* Consignes
A. Recopiez le passage du texte sur la correction des marchés compris entre « Les raisons de » et « croissance devenait négative. », inclus.
B. D'après le texte sur la correction des marchés, quel rendement les bons du Trésor à 10 ans offraient-ils au début de l'année ?
C. Poursuivez, s'il vous plaît, le texte sur la correction des marchés après sa dernière phrase.

* Texte source
------------------------------------

Les investisseurs sont confrontés depuis le début de l’année à une correction massive sur l’ensemble des marchés. La rupture des corrélations traditionnelles rend la situation encore plus difficile.  L’ampleur du mouvement exige un bref rappel: le S&P 500 et l’Euro Stoxx 50 ont respectivement cédé 17,5% et 15% depuis janvier, tandis que le Nasdaq affiche des pertes spectaculaires de 27%. Les indices obligataires, généralement moins volatiles, n’ont pas fait beaucoup mieux: les indices américains à haut rendement et investment grade enregistrent des baisses respectives de 10% et 13% depuis le début de l’année. Mais c’est la sous-performance des obligations qui pose vraiment problème: les bons du Trésor à 10 ans ont subi des pertes de 10% depuis janvier, ce qui signifie que la valeur refuge phare pour la majorité des investisseurs n’a apporté aucun secours.  

Hausse forcée des taux d’intérêt

Les raisons de cette sous-performance sont évidentes. L’inflation, qui était déjà un problème de taille, risque d’échapper à tout contrôle sur fond de guerre en Ukraine et de nouvelles mesures de confinement en Chine qui ont contribué à un choc de prix mondial sur les matières premières en plus d’une inflation déjà trop élevée. Cette situation a obligé les banques centrales à réagir par de fortes hausses des taux d’intérêt, ce qui pourrait faire des marchés obligataires le point zéro de la volatilité pour une grande partie de l’année.

Les bons du Trésor devraient jouer leur rôle de valeur refuge si la croissance devenait négative.

La semaine dernière, les corrélations ont toutefois amorcé un retour timide avec le rally vigoureux des bons du Trésor pendant la correction des marchés boursiers, et ce en dépit des derniers chiffres de l’inflation américaine qui ont une nouvelle fois dépassé les attentes. Ce serait un changement bienvenu pour les investisseurs, mais à quoi est-il dû?

Un certain nombre de facteurs ont probablement contribué à la reprise des titres obligataires, et le rendement disponible est sans doute l’un d’entre eux. Les bons du Trésor à 10 ans ont démarré l’année avec un rendement de tout juste 1,5% qui n’avait pas vraiment de quoi séduire la plupart des investisseurs, même sans une inflation galopante. Mais après avoir progressé de plus de 150 pb en un peu plus de quatre mois, l’UST à 10 ans dégage aujourd’hui un rendement plus raisonnable pour les investisseurs, surtout si l’on songe que l’indice à haut rendement américain n’offrait que 3,75% en septembre dernier. En outre, la crainte de nouvelles pertes importantes est également retombée avec des rendements qui se situent désormais au-dessus du probable taux neutre de la Fed (~2,5% sur la base des graphiques à points de la Fed).

------------------------------------

* Données
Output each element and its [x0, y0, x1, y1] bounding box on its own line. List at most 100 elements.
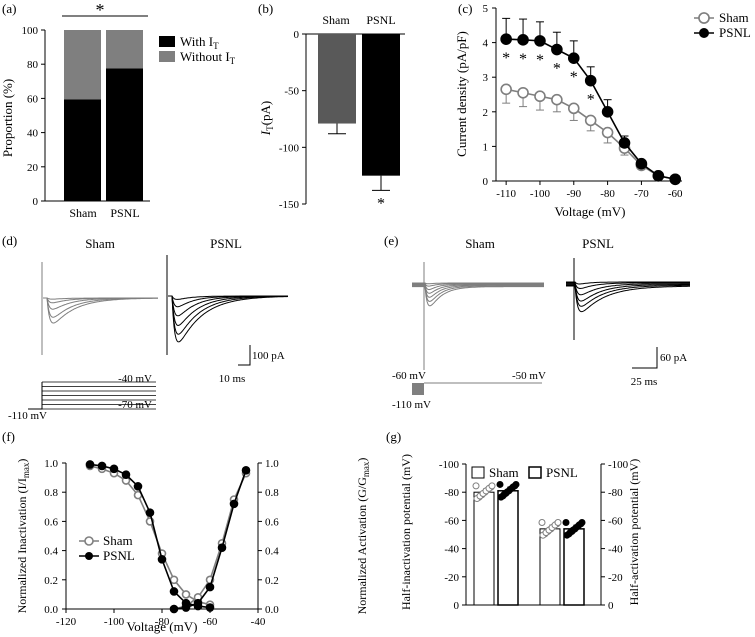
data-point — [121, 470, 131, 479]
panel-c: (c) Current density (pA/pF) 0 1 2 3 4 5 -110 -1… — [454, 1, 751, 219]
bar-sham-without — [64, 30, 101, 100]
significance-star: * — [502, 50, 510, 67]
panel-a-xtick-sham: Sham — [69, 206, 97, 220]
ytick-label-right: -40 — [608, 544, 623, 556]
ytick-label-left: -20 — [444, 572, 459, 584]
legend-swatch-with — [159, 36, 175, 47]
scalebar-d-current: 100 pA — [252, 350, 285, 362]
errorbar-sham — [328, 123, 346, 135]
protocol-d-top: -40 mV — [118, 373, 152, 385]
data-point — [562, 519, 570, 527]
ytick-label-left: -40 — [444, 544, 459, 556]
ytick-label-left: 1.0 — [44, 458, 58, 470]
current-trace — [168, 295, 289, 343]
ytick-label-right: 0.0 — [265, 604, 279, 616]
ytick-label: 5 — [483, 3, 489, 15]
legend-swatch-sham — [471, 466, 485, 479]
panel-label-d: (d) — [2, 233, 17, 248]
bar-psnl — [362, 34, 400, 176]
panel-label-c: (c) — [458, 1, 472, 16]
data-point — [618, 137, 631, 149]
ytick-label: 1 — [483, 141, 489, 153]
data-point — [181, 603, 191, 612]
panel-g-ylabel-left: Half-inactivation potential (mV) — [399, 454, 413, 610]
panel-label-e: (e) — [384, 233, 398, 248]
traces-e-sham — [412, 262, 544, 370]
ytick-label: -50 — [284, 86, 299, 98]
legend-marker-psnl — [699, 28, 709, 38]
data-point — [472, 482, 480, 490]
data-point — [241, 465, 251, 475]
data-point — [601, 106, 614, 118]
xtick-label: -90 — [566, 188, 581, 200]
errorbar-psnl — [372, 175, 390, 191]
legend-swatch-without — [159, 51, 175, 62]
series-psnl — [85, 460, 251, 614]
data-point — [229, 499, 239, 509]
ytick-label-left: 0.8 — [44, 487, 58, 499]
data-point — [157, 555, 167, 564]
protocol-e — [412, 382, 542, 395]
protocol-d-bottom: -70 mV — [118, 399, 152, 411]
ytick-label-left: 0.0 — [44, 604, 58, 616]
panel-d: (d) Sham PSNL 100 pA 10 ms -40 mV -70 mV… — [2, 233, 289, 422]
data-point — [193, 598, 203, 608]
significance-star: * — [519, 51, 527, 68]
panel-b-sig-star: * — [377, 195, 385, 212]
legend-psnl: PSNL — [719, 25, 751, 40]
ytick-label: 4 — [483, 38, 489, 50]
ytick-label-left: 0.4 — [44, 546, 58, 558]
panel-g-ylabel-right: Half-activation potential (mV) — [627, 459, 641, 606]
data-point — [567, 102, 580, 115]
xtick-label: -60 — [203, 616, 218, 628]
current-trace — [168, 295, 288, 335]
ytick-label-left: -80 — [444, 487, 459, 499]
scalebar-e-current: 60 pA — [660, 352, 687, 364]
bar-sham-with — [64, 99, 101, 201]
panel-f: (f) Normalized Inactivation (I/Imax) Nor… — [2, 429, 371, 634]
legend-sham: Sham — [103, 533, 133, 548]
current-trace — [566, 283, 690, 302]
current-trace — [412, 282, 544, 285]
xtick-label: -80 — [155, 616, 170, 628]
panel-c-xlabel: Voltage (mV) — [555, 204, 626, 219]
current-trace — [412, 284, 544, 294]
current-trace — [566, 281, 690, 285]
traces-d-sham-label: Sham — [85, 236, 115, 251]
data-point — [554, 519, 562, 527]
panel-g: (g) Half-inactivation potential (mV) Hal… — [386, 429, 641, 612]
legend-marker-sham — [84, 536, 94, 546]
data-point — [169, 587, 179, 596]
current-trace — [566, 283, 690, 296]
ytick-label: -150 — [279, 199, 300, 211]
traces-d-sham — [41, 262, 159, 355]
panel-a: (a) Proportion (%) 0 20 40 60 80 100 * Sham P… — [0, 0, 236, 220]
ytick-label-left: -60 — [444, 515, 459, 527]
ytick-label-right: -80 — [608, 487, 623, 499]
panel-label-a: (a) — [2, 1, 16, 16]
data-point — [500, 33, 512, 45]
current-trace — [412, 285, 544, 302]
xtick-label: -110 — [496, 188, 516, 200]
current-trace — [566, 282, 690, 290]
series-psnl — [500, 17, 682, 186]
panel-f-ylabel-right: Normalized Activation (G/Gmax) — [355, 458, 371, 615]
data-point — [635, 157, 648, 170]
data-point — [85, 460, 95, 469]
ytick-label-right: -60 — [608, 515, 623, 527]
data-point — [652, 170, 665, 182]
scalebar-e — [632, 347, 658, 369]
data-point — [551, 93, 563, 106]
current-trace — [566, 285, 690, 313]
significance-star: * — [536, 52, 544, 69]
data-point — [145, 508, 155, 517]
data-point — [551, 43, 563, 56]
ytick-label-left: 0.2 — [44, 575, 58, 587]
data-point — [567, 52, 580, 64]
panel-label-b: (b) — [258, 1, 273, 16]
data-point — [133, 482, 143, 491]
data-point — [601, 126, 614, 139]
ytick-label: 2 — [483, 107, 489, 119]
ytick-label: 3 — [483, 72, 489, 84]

------------------------------------

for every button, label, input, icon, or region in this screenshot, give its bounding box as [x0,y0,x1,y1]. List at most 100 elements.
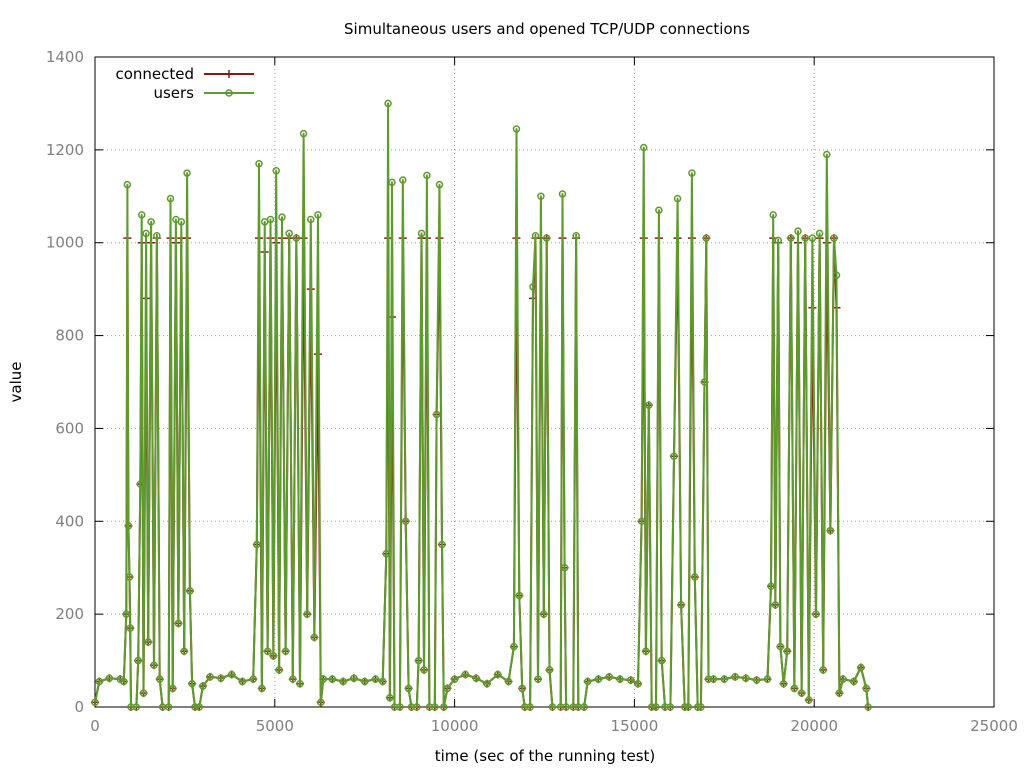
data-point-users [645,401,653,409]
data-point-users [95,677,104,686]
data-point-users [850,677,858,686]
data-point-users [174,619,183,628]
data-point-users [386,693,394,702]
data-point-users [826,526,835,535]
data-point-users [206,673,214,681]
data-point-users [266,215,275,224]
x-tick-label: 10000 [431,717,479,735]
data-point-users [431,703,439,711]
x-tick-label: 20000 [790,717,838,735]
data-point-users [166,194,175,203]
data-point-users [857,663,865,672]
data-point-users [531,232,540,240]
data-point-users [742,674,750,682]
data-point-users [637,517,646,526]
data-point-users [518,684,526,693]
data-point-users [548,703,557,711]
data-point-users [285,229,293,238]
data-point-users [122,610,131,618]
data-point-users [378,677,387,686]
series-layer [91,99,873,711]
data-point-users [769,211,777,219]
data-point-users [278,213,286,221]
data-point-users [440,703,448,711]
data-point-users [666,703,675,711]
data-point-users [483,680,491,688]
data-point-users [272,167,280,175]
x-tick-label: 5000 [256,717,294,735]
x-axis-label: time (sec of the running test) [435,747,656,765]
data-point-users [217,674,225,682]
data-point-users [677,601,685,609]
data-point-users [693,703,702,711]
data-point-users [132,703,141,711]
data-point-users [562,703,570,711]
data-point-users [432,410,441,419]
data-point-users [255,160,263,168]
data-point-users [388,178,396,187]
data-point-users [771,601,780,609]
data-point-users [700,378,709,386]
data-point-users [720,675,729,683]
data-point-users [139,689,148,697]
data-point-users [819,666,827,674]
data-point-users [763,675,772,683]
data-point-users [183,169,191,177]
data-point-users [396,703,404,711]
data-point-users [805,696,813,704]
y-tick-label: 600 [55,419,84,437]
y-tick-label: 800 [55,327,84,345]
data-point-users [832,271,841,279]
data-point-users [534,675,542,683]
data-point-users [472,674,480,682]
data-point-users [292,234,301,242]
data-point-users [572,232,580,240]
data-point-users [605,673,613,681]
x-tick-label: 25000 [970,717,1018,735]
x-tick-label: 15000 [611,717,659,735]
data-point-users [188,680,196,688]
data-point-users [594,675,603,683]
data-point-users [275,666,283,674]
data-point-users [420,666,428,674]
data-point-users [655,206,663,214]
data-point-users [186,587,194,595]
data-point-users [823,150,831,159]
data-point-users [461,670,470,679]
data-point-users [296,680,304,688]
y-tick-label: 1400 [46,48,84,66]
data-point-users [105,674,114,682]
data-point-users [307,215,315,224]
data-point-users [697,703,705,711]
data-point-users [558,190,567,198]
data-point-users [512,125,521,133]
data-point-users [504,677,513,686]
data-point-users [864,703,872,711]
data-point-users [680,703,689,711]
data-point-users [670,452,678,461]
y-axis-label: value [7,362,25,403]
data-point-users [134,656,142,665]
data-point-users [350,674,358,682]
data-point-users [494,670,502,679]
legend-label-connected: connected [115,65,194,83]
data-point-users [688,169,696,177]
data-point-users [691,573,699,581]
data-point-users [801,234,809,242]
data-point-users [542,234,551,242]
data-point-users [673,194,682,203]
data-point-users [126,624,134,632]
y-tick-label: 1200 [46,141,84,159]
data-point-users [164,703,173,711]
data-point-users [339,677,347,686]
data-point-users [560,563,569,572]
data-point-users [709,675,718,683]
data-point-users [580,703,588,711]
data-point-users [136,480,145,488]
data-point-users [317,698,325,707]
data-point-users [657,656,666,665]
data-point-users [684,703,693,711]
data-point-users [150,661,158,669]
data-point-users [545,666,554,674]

------------------------------------

* Réponses attendues
A.
Les raisons de cette sous-performance sont évidentes. L’inflation, qui était déjà un problème de taille, risque d’échapper à tout contrôle sur fond de guerre en Ukraine et de nouvelles mesures de confinement en Chine qui ont contribué à un choc de prix mondial sur les matières premières en plus d’une inflation déjà trop élevée. Cette situation a obligé les banques centrales à réagir par de fortes hausses des taux d’intérêt, ce qui pourrait faire des marchés obligataires le point zéro de la volatilité pour une grande partie de l’année.

Les bons du Trésor devraient jouer leur rôle de valeur refuge si la croissance devenait négative.

B. Un rendement de tout juste 1,5 %.

C.
Les bons du Trésor comme refuge

La semaine dernière, nous avons également assisté à une légère évolution du scénario qui se focalise désormais sur une potentielle récession et non plus seulement sur l’inflation. Face au débat actuel sur la question de savoir si la Fed poursuivrait ses hausses de taux jusqu’à une récession, la réponse dépend probablement du type de récession auquel les Etats-Unis feraient face (taux de chômage élevé ou faible, niveau des taux de défaut?). Néanmoins, compte tenu du nombre de relèvements de taux déjà intégrés dans les prix des marchés, nous sommes d’avis que les bons du Trésor devraient jouer leur rôle de valeur refuge si la croissance devenait négative. Les gérants d’actifs amorcent en outre la transition vers la fin du cycle, ce qui est notre cas actuellement, et cela devrait apporter un soutien supplémentaire aux actifs sans risque.  

Lorsque les taux deviennent source de risque et qu’il y a rupture des corrélations, l’environnement devient très difficile pour les investisseurs. Des phases comme celle-ci tendent heureusement à ne pas durer très longtemps, bien que les cinq derniers mois aient sans doute ressemblé à une éprouvante traversée du désert. La récente évolution des UST apparaît toutefois comme un retour à un certain degré de normalité qui, s’il s’avère durable, devrait raffermir un peu la confiance d’un marché qui en a manqué durant une grande partie de l’année.